Task – Restate the full set of records exactly, without adding or dropping a word.
<<<<
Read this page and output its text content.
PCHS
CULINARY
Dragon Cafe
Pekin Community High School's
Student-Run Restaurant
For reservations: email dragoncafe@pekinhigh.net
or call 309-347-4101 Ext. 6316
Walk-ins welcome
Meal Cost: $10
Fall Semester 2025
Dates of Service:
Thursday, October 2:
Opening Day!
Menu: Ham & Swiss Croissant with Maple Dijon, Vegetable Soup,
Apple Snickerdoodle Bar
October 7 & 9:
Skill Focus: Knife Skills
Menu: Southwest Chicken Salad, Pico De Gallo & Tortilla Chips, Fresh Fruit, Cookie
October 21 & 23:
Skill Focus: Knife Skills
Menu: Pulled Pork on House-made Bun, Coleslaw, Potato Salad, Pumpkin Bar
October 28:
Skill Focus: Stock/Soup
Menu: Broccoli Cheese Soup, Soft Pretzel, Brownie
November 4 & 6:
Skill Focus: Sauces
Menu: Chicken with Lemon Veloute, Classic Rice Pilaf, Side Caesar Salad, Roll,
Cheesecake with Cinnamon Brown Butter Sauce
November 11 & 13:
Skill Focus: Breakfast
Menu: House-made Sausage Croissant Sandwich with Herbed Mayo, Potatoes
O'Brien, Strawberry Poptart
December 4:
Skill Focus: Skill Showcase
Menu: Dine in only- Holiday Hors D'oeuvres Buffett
>>>>
Written answer –
Read this page and output its text content.
PCHS
CULINARY
Dragon Cafe
Pekin Community High School's
Student-Run Restaurant
For reservations: email dragoncafe@pekinhigh.net
or call 309-347-4101 Ext. 6316
Walk-ins welcome
Meal Cost: $10
Fall Semester 2025
Dates of Service:
Thursday, October 2:
Opening Day!
Menu: Ham & Swiss Croissant with Maple Dijon, Vegetable Soup,
Apple Snickerdoodle Bar
October 7 & 9:
Skill Focus: Knife Skills
Menu: Southwest Chicken Salad, Pico De Gallo & Tortilla Chips, Fresh Fruit, Cookie
October 21 & 23:
Skill Focus: Knife Skills
Menu: Pulled Pork on House-made Bun, Coleslaw, Potato Salad, Pumpkin Bar
October 28:
Skill Focus: Stock/Soup
Menu: Broccoli Cheese Soup, Soft Pretzel, Brownie
November 4 & 6:
Skill Focus: Sauces
Menu: Chicken with Lemon Veloute, Classic Rice Pilaf, Side Caesar Salad, Roll,
Cheesecake with Cinnamon Brown Butter Sauce
November 11 & 13:
Skill Focus: Breakfast
Menu: House-made Sausage Croissant Sandwich with Herbed Mayo, Potatoes
O'Brien, Strawberry Poptart
December 4:
Skill Focus: Skill Showcase
Menu: Dine in only- Holiday Hors D'oeuvres Buffett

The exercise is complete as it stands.